Instruction:
Every line containing the word "total" needs to be found and copied.

Record excerpts:
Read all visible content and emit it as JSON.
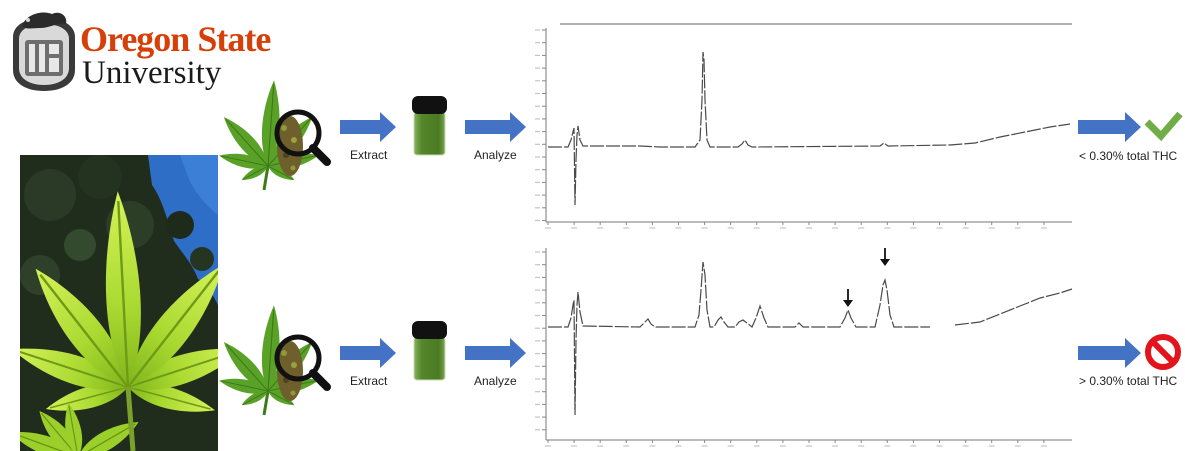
{
  "logo": {
    "line1": "Oregon State",
    "line2": "University",
    "seal_icon": "osu-seal-icon"
  },
  "workflow": [
    {
      "extract_label": "Extract",
      "analyze_label": "Analyze",
      "result_label": "< 0.30% total THC",
      "result_icon": "check-icon"
    },
    {
      "extract_label": "Extract",
      "analyze_label": "Analyze",
      "result_label": "> 0.30% total THC",
      "result_icon": "prohibited-icon"
    }
  ],
  "icons": {
    "sample": "cannabis-leaf-magnifier-icon",
    "extract": "vial-icon",
    "arrow": "arrow-right-icon",
    "photo": "cannabis-leaf-photo",
    "peak_marker": "arrow-down-icon"
  },
  "colors": {
    "brand": "#D73F09",
    "arrow": "#4472C4",
    "pass": "#70AD47",
    "fail": "#E3141B",
    "extract_liquid": "#54862A",
    "trace": "#4A4A4A"
  }
}
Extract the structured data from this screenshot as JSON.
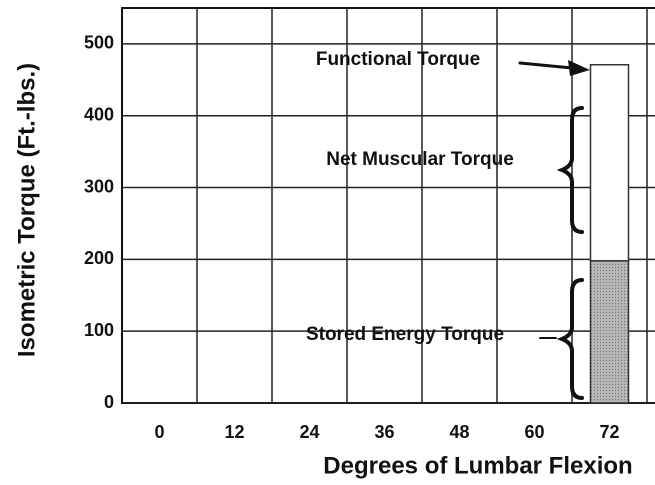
{
  "chart_data": {
    "type": "bar",
    "stacked": true,
    "x_label": "Degrees of Lumbar Flexion",
    "y_label": "Isometric Torque (Ft.-lbs.)",
    "categories": [
      "0",
      "12",
      "24",
      "36",
      "48",
      "60",
      "72"
    ],
    "series": [
      {
        "name": "Stored Energy Torque",
        "color": "#a9a9a9",
        "values": [
          null,
          null,
          null,
          null,
          null,
          null,
          198
        ]
      },
      {
        "name": "Net Muscular Torque",
        "color": "#ffffff",
        "values": [
          null,
          null,
          null,
          null,
          null,
          null,
          273
        ]
      }
    ],
    "annotations": [
      "Functional Torque"
    ],
    "ylim": [
      0,
      550
    ],
    "yticks": [
      0,
      100,
      200,
      300,
      400,
      500
    ],
    "grid": true
  }
}
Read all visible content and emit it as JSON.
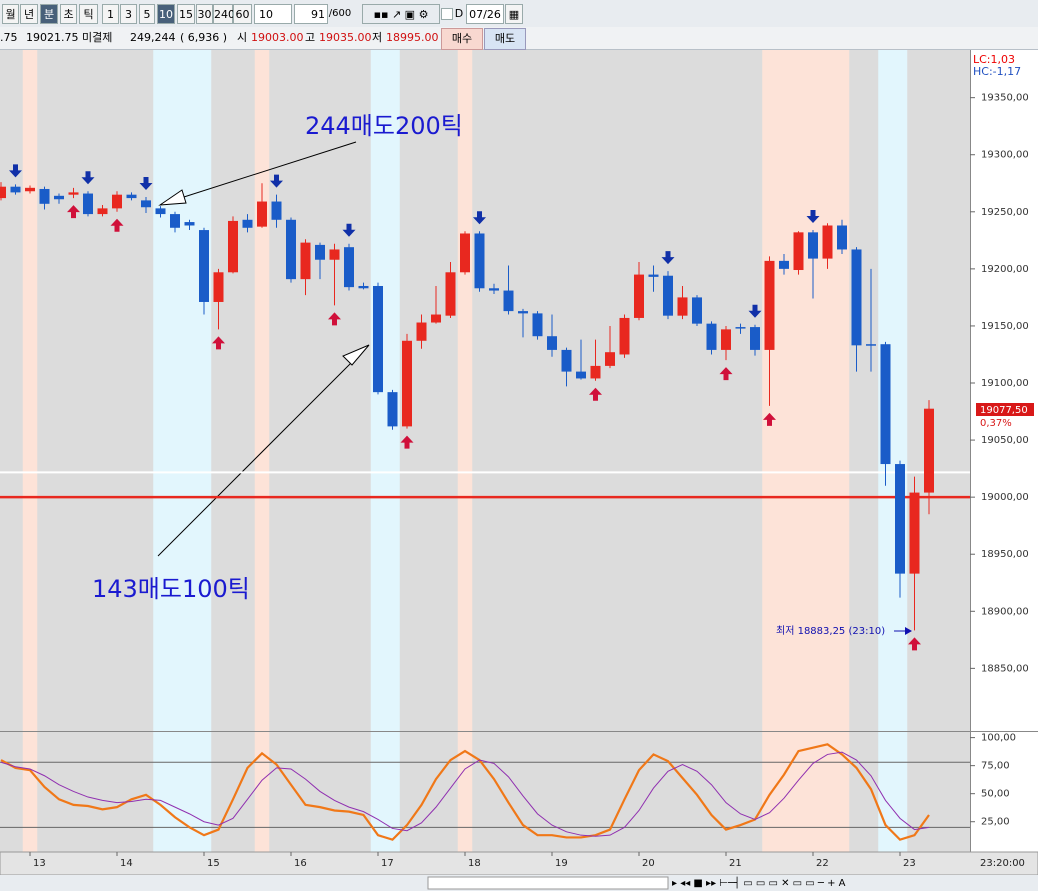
{
  "toolbar": {
    "buttons": [
      "월",
      "년",
      "분",
      "초",
      "틱",
      "1",
      "3",
      "5",
      "10",
      "15",
      "30",
      "240",
      "60"
    ],
    "period": "10",
    "count": "91",
    "count_max": "/600",
    "date_flag": "D",
    "date": "07/26"
  },
  "info_bar": {
    "prev": ".75",
    "price": "19021.75",
    "open_interest_label": "미결제",
    "open_interest": "249,244",
    "oi_change": "( 6,936 )",
    "open_label": "시",
    "open": "19003.00",
    "high_label": "고",
    "high": "19035.00",
    "low_label": "저",
    "low": "18995.00",
    "buy": "매수",
    "sell": "매도"
  },
  "chart_data": {
    "type": "candlestick",
    "categories": [
      null,
      null,
      "13",
      null,
      null,
      null,
      null,
      null,
      "14",
      null,
      null,
      null,
      null,
      null,
      "15",
      null,
      null,
      null,
      null,
      null,
      "16",
      null,
      null,
      null,
      null,
      null,
      "17",
      null,
      null,
      null,
      null,
      null,
      "18",
      null,
      null,
      null,
      null,
      null,
      "19",
      null,
      null,
      null,
      null,
      null,
      "20",
      null,
      null,
      null,
      null,
      null,
      "21",
      null,
      null,
      null,
      null,
      null,
      "22",
      null,
      null,
      null,
      null,
      null,
      "23",
      null,
      null
    ],
    "x_axis_end_label": "23:20:00",
    "open": [
      19262,
      19272,
      19268,
      19270,
      19264,
      19265,
      19266,
      19248,
      19253,
      19265,
      19260,
      19253,
      19248,
      19241,
      19234,
      19171,
      19197,
      19243,
      19237,
      19259,
      19243,
      19191,
      19221,
      19208,
      19219,
      19185,
      19185,
      19092,
      19062,
      19137,
      19153,
      19159,
      19197,
      19231,
      19183,
      19181,
      19163,
      19161,
      19141,
      19129,
      19110,
      19104,
      19115,
      19125,
      19157,
      19195,
      19194,
      19159,
      19175,
      19152,
      19129,
      19149,
      19149,
      19129,
      19207,
      19199,
      19232,
      19209,
      19238,
      19217,
      19134,
      19134,
      19029,
      18933,
      19004
    ],
    "close": [
      19272,
      19267,
      19271,
      19257,
      19261,
      19267,
      19248,
      19253,
      19265,
      19262,
      19254,
      19248,
      19236,
      19238,
      19171,
      19197,
      19242,
      19236,
      19259,
      19243,
      19191,
      19223,
      19208,
      19217,
      19184,
      19183,
      19092,
      19062,
      19137,
      19153,
      19160,
      19197,
      19231,
      19183,
      19181,
      19163,
      19161,
      19141,
      19129,
      19110,
      19104,
      19115,
      19127,
      19157,
      19195,
      19193,
      19159,
      19175,
      19152,
      19129,
      19147,
      19148,
      19129,
      19207,
      19200,
      19232,
      19209,
      19238,
      19217,
      19133,
      19133,
      19029,
      18933,
      19004,
      19077.5
    ],
    "high": [
      19276,
      19274,
      19273,
      19272,
      19266,
      19271,
      19268,
      19256,
      19268,
      19267,
      19263,
      19255,
      19250,
      19243,
      19236,
      19200,
      19246,
      19248,
      19275,
      19265,
      19245,
      19226,
      19223,
      19222,
      19222,
      19188,
      19188,
      19094,
      19143,
      19160,
      19185,
      19206,
      19233,
      19233,
      19187,
      19203,
      19165,
      19163,
      19160,
      19131,
      19138,
      19138,
      19150,
      19160,
      19206,
      19203,
      19198,
      19185,
      19177,
      19154,
      19150,
      19152,
      19151,
      19211,
      19213,
      19233,
      19234,
      19240,
      19243,
      19219,
      19200,
      19136,
      19032,
      19018,
      19085
    ],
    "low": [
      19260,
      19265,
      19266,
      19252,
      19257,
      19262,
      19246,
      19246,
      19250,
      19260,
      19249,
      19245,
      19232,
      19234,
      19160,
      19147,
      19196,
      19232,
      19236,
      19236,
      19188,
      19177,
      19191,
      19168,
      19181,
      19182,
      19090,
      19059,
      19060,
      19130,
      19152,
      19157,
      19195,
      19180,
      19178,
      19160,
      19140,
      19138,
      19123,
      19097,
      19103,
      19102,
      19113,
      19122,
      19155,
      19180,
      19156,
      19156,
      19150,
      19125,
      19120,
      19143,
      19124,
      19080,
      19195,
      19195,
      19174,
      19200,
      19213,
      19110,
      19110,
      19010,
      18912,
      18883.25,
      18985
    ],
    "up_color": "#e8281f",
    "down_color": "#1a5cc8",
    "ylim": [
      18796,
      19390
    ],
    "yticks": [
      {
        "value": 18850,
        "label": "18850,00"
      },
      {
        "value": 18900,
        "label": "18900,00"
      },
      {
        "value": 18950,
        "label": "18950,00"
      },
      {
        "value": 19000,
        "label": "19000,00"
      },
      {
        "value": 19050,
        "label": "19050,00"
      },
      {
        "value": 19100,
        "label": "19100,00"
      },
      {
        "value": 19150,
        "label": "19150,00"
      },
      {
        "value": 19200,
        "label": "19200,00"
      },
      {
        "value": 19250,
        "label": "19250,00"
      },
      {
        "value": 19300,
        "label": "19300,00"
      },
      {
        "value": 19350,
        "label": "19350,00"
      }
    ],
    "hlines": [
      {
        "value": 19021.75,
        "color": "#ffffff"
      },
      {
        "value": 19000,
        "color": "#e8281f"
      }
    ],
    "lc": "LC:1,03",
    "hc": "HC:-1,17",
    "last_price_label": "19077,50",
    "change_label": "0,37%",
    "low_note": "최저 18883,25 (23:10)",
    "annotations": [
      "244매도200틱",
      "143매도100틱"
    ],
    "indicator": {
      "ylim": [
        -2,
        105
      ],
      "yticks": [
        {
          "value": 25,
          "label": "25,00"
        },
        {
          "value": 50,
          "label": "50,00"
        },
        {
          "value": 75,
          "label": "75,00"
        },
        {
          "value": 100,
          "label": "100,00"
        }
      ],
      "levels": [
        78,
        20
      ],
      "series": [
        {
          "color": "#f07818",
          "values": [
            80,
            73,
            71,
            56,
            45,
            40,
            39,
            36,
            38,
            45,
            49,
            40,
            29,
            20,
            13,
            18,
            45,
            73,
            86,
            76,
            58,
            40,
            38,
            35,
            34,
            31,
            13,
            9,
            22,
            40,
            63,
            80,
            88,
            80,
            63,
            42,
            22,
            13,
            13,
            11,
            11,
            13,
            18,
            45,
            71,
            85,
            79,
            64,
            49,
            31,
            18,
            22,
            27,
            49,
            67,
            88,
            91,
            94,
            85,
            73,
            54,
            22,
            9,
            13,
            31
          ]
        },
        {
          "color": "#9030b0",
          "values": [
            78,
            74,
            72,
            66,
            58,
            52,
            47,
            44,
            42,
            43,
            45,
            44,
            38,
            32,
            25,
            22,
            28,
            45,
            62,
            73,
            72,
            63,
            52,
            44,
            38,
            34,
            27,
            19,
            17,
            24,
            38,
            55,
            72,
            80,
            77,
            65,
            48,
            32,
            22,
            16,
            13,
            12,
            13,
            20,
            35,
            55,
            70,
            76,
            70,
            58,
            42,
            32,
            27,
            33,
            46,
            62,
            77,
            85,
            87,
            80,
            66,
            44,
            28,
            18,
            20
          ]
        }
      ]
    }
  }
}
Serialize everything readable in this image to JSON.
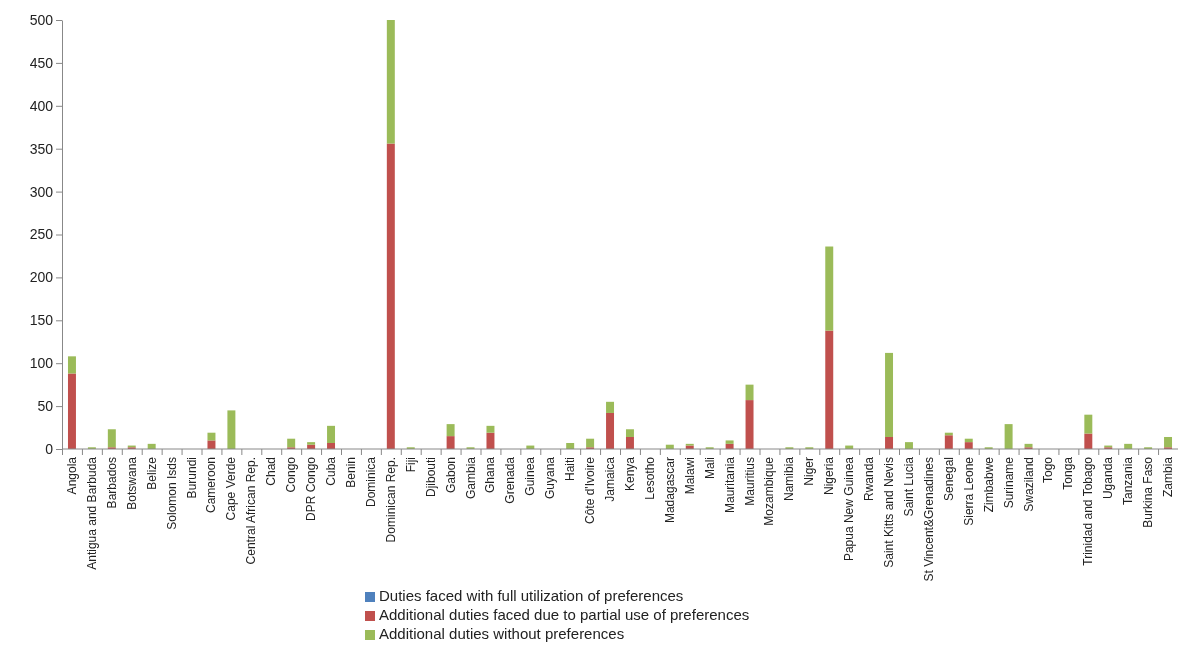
{
  "chart_data": {
    "type": "bar",
    "stacked": true,
    "categories": [
      "Angola",
      "Antigua and Barbuda",
      "Barbados",
      "Botswana",
      "Belize",
      "Solomon Isds",
      "Burundi",
      "Cameroon",
      "Cape Verde",
      "Central African Rep.",
      "Chad",
      "Congo",
      "DPR Congo",
      "Cuba",
      "Benin",
      "Dominica",
      "Dominican Rep.",
      "Fiji",
      "Djibouti",
      "Gabon",
      "Gambia",
      "Ghana",
      "Grenada",
      "Guinea",
      "Guyana",
      "Haiti",
      "Côte d'Ivoire",
      "Jamaica",
      "Kenya",
      "Lesotho",
      "Madagascar",
      "Malawi",
      "Mali",
      "Mauritania",
      "Mauritius",
      "Mozambique",
      "Namibia",
      "Niger",
      "Nigeria",
      "Papua New Guinea",
      "Rwanda",
      "Saint Kitts and Nevis",
      "Saint Lucia",
      "St Vincent&Grenadines",
      "Senegal",
      "Sierra Leone",
      "Zimbabwe",
      "Suriname",
      "Swaziland",
      "Togo",
      "Tonga",
      "Trinidad and Tobago",
      "Uganda",
      "Tanzania",
      "Burkina Faso",
      "Zambia"
    ],
    "series": [
      {
        "name": "Duties faced with full utilization of preferences",
        "color": "#4f81bd",
        "values": [
          0,
          0,
          0,
          0,
          0,
          0,
          0,
          0,
          0,
          0,
          0,
          0,
          0,
          0,
          0,
          0,
          0,
          0,
          0,
          0,
          0,
          0,
          0,
          0,
          0,
          0,
          0,
          0,
          0,
          0,
          0,
          0,
          0,
          0,
          0,
          0,
          0,
          0,
          0,
          0,
          0,
          0,
          0,
          0,
          0,
          0,
          0,
          0,
          0,
          0,
          0,
          0,
          0,
          0,
          0,
          0
        ]
      },
      {
        "name": "Additional duties faced due to partial use of preferences",
        "color": "#c0504d",
        "values": [
          88,
          0,
          2,
          2,
          0,
          0,
          0,
          10,
          0,
          0,
          0,
          2,
          5,
          7,
          0,
          0,
          356,
          0,
          0,
          15,
          0,
          19,
          0,
          0,
          0,
          0,
          2,
          42,
          14,
          0,
          0,
          4,
          0,
          6,
          57,
          0,
          0,
          0,
          138,
          0,
          0,
          14,
          0,
          0,
          16,
          8,
          0,
          0,
          2,
          0,
          0,
          18,
          2,
          0,
          0,
          2
        ]
      },
      {
        "name": "Additional duties without preferences",
        "color": "#9bbb59",
        "values": [
          20,
          2,
          21,
          2,
          6,
          0,
          0,
          9,
          45,
          0,
          0,
          10,
          3,
          20,
          0,
          0,
          144,
          2,
          0,
          14,
          2,
          8,
          0,
          4,
          0,
          7,
          10,
          13,
          9,
          0,
          5,
          2,
          2,
          4,
          18,
          0,
          2,
          2,
          98,
          4,
          0,
          98,
          8,
          0,
          3,
          4,
          2,
          29,
          4,
          0,
          0,
          22,
          2,
          6,
          2,
          12
        ]
      }
    ],
    "ylim": [
      0,
      500
    ],
    "yticks": [
      0,
      50,
      100,
      150,
      200,
      250,
      300,
      350,
      400,
      450,
      500
    ],
    "grid": false,
    "legend": "bottom"
  }
}
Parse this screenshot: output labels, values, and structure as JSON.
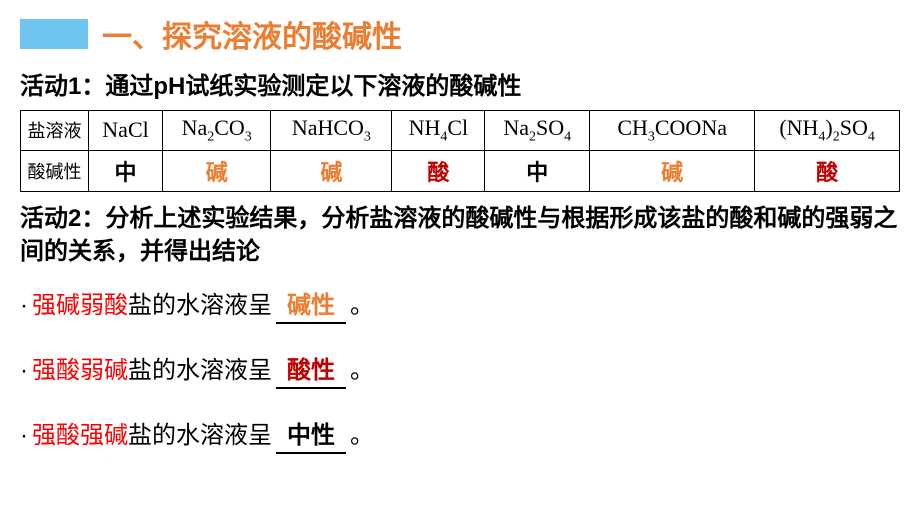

Answer to this exercise:
      "result_label": "< 0.30% total THC",
      "result_label": "> 0.30% total THC",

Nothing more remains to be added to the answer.